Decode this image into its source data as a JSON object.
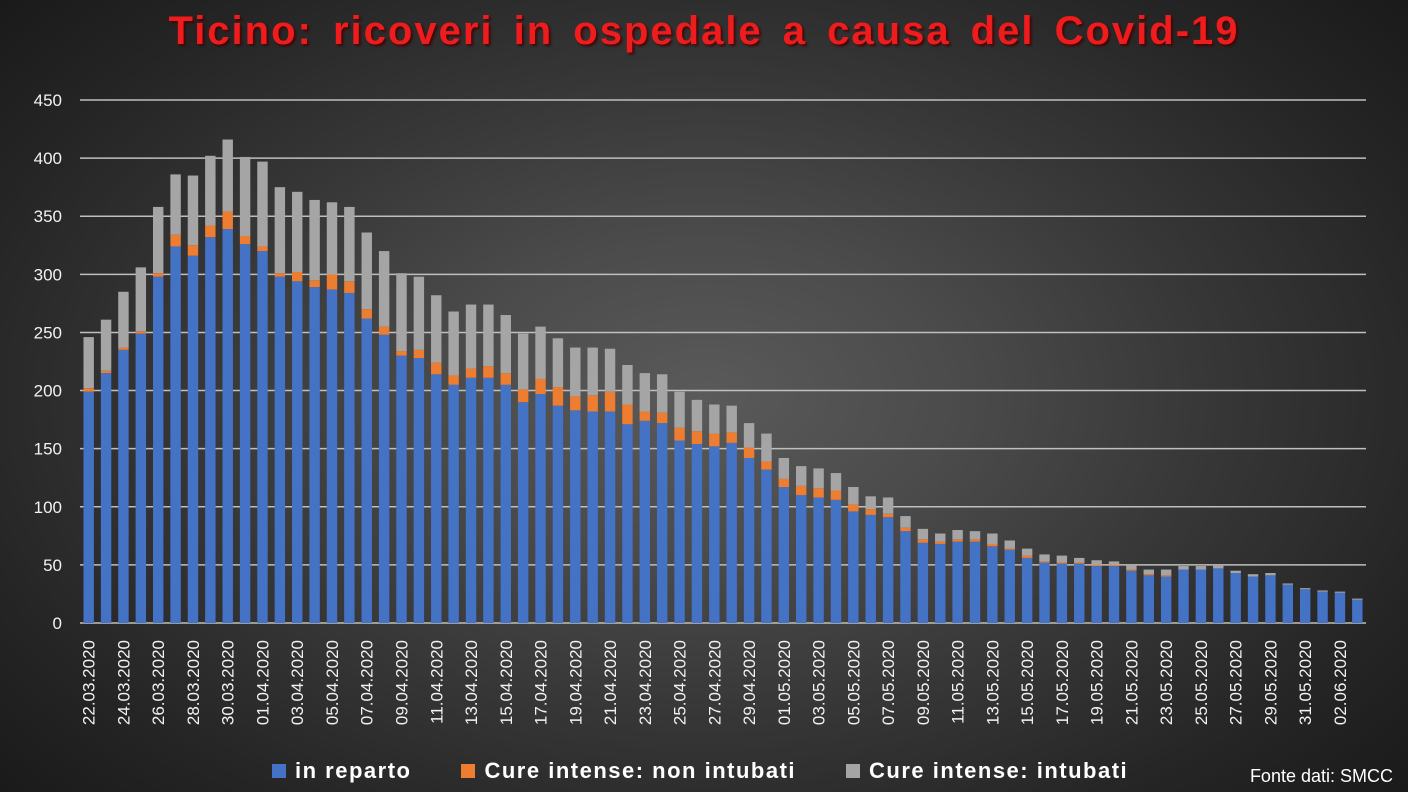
{
  "chart_data": {
    "type": "bar",
    "stacked": true,
    "title": "Ticino: ricoveri in ospedale a causa del Covid-19",
    "title_color": "#ee1c1c",
    "source": "Fonte dati: SMCC",
    "ylim": [
      0,
      450
    ],
    "yticks": [
      0,
      50,
      100,
      150,
      200,
      250,
      300,
      350,
      400,
      450
    ],
    "grid": true,
    "legend_position": "bottom",
    "categories": [
      "22.03.2020",
      "23.03.2020",
      "24.03.2020",
      "25.03.2020",
      "26.03.2020",
      "27.03.2020",
      "28.03.2020",
      "29.03.2020",
      "30.03.2020",
      "31.03.2020",
      "01.04.2020",
      "02.04.2020",
      "03.04.2020",
      "04.04.2020",
      "05.04.2020",
      "06.04.2020",
      "07.04.2020",
      "08.04.2020",
      "09.04.2020",
      "10.04.2020",
      "11.04.2020",
      "12.04.2020",
      "13.04.2020",
      "14.04.2020",
      "15.04.2020",
      "16.04.2020",
      "17.04.2020",
      "18.04.2020",
      "19.04.2020",
      "20.04.2020",
      "21.04.2020",
      "22.04.2020",
      "23.04.2020",
      "24.04.2020",
      "25.04.2020",
      "26.04.2020",
      "27.04.2020",
      "28.04.2020",
      "29.04.2020",
      "30.04.2020",
      "01.05.2020",
      "02.05.2020",
      "03.05.2020",
      "04.05.2020",
      "05.05.2020",
      "06.05.2020",
      "07.05.2020",
      "08.05.2020",
      "09.05.2020",
      "10.05.2020",
      "11.05.2020",
      "12.05.2020",
      "13.05.2020",
      "14.05.2020",
      "15.05.2020",
      "16.05.2020",
      "17.05.2020",
      "18.05.2020",
      "19.05.2020",
      "20.05.2020",
      "21.05.2020",
      "22.05.2020",
      "23.05.2020",
      "24.05.2020",
      "25.05.2020",
      "26.05.2020",
      "27.05.2020",
      "28.05.2020",
      "29.05.2020",
      "30.05.2020",
      "31.05.2020",
      "01.06.2020",
      "02.06.2020",
      "03.06.2020"
    ],
    "series": [
      {
        "name": "in reparto",
        "color": "#4472c4",
        "values": [
          199,
          215,
          235,
          249,
          298,
          324,
          316,
          332,
          339,
          326,
          320,
          298,
          294,
          289,
          287,
          284,
          262,
          248,
          230,
          228,
          214,
          205,
          211,
          211,
          205,
          190,
          197,
          187,
          183,
          182,
          182,
          171,
          174,
          172,
          157,
          154,
          152,
          155,
          142,
          132,
          117,
          110,
          108,
          106,
          96,
          93,
          91,
          79,
          69,
          68,
          70,
          70,
          66,
          63,
          56,
          52,
          51,
          51,
          49,
          49,
          45,
          41,
          40,
          46,
          46,
          47,
          43,
          40,
          41,
          33,
          29,
          27,
          26,
          20
        ]
      },
      {
        "name": "Cure intense: non intubati",
        "color": "#ed7d31",
        "values": [
          3,
          2,
          2,
          2,
          3,
          10,
          9,
          10,
          15,
          7,
          4,
          3,
          8,
          6,
          13,
          10,
          8,
          7,
          4,
          7,
          10,
          8,
          8,
          10,
          10,
          11,
          13,
          16,
          12,
          14,
          17,
          17,
          8,
          9,
          11,
          11,
          11,
          9,
          9,
          7,
          7,
          8,
          8,
          8,
          6,
          5,
          3,
          3,
          3,
          2,
          2,
          2,
          2,
          1,
          2,
          1,
          1,
          1,
          1,
          1,
          1,
          1,
          1,
          0,
          0,
          0,
          0,
          0,
          0,
          0,
          0,
          0,
          0,
          0
        ]
      },
      {
        "name": "Cure intense: intubati",
        "color": "#a5a5a5",
        "values": [
          44,
          44,
          48,
          55,
          57,
          52,
          60,
          60,
          62,
          68,
          73,
          74,
          69,
          69,
          62,
          64,
          66,
          65,
          67,
          63,
          58,
          55,
          55,
          53,
          50,
          48,
          45,
          42,
          42,
          41,
          37,
          34,
          33,
          33,
          31,
          27,
          25,
          23,
          21,
          24,
          18,
          17,
          17,
          15,
          15,
          11,
          14,
          10,
          9,
          7,
          8,
          7,
          9,
          7,
          6,
          6,
          6,
          4,
          4,
          3,
          4,
          4,
          5,
          3,
          3,
          3,
          2,
          2,
          2,
          1,
          1,
          1,
          1,
          1
        ]
      }
    ]
  }
}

------------------------------

What needs to be done: Go through the entries above and pull out each line with "intubati" in it.

Completed task:
        "name": "Cure intense: non intubati",
        "name": "Cure intense: intubati",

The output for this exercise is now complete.